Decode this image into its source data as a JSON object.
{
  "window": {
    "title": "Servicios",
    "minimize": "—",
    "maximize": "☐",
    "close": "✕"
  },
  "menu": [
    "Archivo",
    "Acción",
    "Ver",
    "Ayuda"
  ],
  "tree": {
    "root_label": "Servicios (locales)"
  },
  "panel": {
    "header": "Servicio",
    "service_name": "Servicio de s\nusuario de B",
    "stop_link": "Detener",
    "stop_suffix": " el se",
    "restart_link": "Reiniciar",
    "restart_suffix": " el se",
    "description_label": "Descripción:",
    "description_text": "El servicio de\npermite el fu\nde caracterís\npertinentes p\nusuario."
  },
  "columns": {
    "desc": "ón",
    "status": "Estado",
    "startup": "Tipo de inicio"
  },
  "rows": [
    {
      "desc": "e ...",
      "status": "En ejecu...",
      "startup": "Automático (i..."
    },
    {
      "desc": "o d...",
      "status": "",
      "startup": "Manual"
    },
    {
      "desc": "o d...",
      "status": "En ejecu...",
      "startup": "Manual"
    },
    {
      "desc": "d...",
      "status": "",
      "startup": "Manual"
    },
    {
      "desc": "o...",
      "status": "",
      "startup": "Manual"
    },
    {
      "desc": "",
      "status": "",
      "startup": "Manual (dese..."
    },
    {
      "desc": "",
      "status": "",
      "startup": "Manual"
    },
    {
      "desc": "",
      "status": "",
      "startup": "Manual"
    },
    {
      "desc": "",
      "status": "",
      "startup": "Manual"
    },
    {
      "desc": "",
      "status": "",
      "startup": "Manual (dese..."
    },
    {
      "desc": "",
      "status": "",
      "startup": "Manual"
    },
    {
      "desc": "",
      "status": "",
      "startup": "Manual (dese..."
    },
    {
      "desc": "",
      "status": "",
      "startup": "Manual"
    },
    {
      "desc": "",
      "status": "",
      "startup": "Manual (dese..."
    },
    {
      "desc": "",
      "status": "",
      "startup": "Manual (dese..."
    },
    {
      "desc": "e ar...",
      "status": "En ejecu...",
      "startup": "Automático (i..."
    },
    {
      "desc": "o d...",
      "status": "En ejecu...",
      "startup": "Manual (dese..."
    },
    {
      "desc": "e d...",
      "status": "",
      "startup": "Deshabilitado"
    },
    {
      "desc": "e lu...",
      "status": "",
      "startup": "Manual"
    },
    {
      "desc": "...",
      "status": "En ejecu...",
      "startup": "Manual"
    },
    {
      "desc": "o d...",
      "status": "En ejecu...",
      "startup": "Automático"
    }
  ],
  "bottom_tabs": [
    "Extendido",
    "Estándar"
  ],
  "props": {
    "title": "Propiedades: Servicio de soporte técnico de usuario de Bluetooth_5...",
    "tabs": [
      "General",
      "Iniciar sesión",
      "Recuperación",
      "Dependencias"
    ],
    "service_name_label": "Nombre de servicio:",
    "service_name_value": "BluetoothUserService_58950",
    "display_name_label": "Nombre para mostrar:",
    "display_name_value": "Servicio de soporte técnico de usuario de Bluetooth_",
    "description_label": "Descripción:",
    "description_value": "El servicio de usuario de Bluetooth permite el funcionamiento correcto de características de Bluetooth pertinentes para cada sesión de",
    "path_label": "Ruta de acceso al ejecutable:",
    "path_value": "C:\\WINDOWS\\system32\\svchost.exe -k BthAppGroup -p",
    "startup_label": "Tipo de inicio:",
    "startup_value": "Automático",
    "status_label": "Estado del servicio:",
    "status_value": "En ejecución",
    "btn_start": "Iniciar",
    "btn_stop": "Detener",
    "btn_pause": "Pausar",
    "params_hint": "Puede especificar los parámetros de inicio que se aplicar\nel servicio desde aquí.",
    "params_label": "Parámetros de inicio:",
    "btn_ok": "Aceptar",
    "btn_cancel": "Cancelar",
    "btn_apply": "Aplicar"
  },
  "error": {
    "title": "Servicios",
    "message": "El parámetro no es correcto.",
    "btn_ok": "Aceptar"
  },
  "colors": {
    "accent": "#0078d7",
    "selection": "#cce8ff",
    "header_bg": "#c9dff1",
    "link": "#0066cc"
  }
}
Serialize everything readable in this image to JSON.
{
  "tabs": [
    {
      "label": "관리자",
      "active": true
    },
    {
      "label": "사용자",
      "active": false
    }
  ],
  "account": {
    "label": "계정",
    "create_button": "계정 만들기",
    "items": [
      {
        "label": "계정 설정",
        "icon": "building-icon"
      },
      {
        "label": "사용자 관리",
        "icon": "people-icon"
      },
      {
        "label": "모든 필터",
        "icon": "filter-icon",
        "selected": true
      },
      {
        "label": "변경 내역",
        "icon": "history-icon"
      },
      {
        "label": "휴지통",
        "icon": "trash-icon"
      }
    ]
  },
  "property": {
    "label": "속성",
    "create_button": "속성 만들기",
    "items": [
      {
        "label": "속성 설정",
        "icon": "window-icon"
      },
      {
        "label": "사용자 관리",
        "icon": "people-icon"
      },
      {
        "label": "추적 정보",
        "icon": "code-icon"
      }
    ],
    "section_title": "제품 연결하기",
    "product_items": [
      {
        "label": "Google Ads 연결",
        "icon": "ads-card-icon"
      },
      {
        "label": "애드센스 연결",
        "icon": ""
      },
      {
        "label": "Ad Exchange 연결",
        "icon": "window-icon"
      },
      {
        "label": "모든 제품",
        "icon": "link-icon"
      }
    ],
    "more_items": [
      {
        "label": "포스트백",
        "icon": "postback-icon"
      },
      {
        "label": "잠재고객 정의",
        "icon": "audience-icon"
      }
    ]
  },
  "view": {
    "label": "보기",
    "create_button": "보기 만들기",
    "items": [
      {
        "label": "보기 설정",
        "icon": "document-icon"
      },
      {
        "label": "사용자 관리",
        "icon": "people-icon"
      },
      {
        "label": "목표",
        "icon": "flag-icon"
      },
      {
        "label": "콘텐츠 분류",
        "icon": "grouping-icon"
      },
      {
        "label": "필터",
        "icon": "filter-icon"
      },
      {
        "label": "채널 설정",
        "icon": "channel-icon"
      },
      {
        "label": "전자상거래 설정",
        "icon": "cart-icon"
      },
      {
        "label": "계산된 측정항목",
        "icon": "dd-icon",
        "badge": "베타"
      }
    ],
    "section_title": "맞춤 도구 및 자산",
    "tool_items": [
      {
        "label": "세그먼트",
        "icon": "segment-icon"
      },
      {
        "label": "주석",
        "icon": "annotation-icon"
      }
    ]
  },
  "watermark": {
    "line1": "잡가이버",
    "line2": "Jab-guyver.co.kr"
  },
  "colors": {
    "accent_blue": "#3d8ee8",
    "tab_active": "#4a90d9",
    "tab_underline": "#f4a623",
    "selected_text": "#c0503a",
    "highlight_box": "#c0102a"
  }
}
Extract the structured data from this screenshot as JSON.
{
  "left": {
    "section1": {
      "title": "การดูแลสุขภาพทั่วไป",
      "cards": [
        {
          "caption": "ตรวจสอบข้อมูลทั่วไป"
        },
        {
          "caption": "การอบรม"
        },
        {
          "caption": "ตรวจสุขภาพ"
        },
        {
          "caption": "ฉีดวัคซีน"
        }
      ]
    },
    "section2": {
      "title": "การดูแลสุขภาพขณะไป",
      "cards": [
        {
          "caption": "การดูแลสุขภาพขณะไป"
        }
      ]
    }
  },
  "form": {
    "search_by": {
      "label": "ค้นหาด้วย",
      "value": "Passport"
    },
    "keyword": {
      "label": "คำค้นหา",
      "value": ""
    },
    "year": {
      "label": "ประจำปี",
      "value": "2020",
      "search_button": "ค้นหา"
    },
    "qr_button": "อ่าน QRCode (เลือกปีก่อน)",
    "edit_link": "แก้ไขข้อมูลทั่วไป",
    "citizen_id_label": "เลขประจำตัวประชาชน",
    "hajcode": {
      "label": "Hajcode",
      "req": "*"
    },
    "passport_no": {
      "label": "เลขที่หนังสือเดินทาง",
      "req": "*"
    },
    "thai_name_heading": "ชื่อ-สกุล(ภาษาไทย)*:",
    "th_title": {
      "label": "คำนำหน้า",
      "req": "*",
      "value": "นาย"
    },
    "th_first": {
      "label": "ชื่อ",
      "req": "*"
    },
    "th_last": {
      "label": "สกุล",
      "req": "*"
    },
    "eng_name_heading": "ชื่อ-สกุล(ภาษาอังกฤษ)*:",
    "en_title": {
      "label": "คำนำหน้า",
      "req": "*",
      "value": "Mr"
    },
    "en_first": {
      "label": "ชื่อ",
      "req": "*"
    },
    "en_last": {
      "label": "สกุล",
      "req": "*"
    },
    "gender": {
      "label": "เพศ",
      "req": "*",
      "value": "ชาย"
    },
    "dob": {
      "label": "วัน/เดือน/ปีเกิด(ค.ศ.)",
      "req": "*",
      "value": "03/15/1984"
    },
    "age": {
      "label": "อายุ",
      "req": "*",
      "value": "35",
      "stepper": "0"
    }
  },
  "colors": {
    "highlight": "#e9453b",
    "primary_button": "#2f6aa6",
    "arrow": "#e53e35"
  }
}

:::

▸ What the task requires
Pull out every line containing "Nombre".

▸ Final result
    "service_name_label": "Nombre de servicio:",
    "display_name_label": "Nombre para mostrar:",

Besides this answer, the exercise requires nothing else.